··· The records ···

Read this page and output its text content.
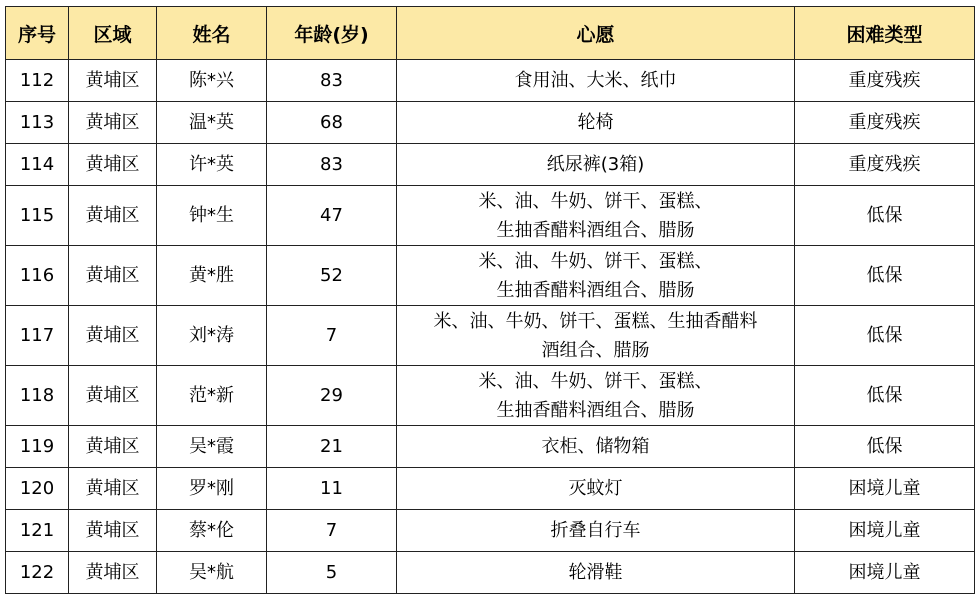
序号	区域	姓名	年龄(岁)	心愿	困难类型
112	黄埔区	陈*兴	83	食用油、大米、纸巾	重度残疾
113	黄埔区	温*英	68	轮椅	重度残疾
114	黄埔区	许*英	83	纸尿裤(3箱)	重度残疾
115	黄埔区	钟*生	47	米、油、牛奶、饼干、蛋糕、
生抽香醋料酒组合、腊肠	低保
116	黄埔区	黄*胜	52	米、油、牛奶、饼干、蛋糕、
生抽香醋料酒组合、腊肠	低保
117	黄埔区	刘*涛	7	米、油、牛奶、饼干、蛋糕、生抽香醋料
酒组合、腊肠	低保
118	黄埔区	范*新	29	米、油、牛奶、饼干、蛋糕、
生抽香醋料酒组合、腊肠	低保
119	黄埔区	吴*霞	21	衣柜、储物箱	低保
120	黄埔区	罗*刚	11	灭蚊灯	困境儿童
121	黄埔区	蔡*伦	7	折叠自行车	困境儿童
122	黄埔区	吴*航	5	轮滑鞋	困境儿童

···

What needs to be done » Find every line with the word "重度残疾" and state how many there are, with no other words.

Response » 3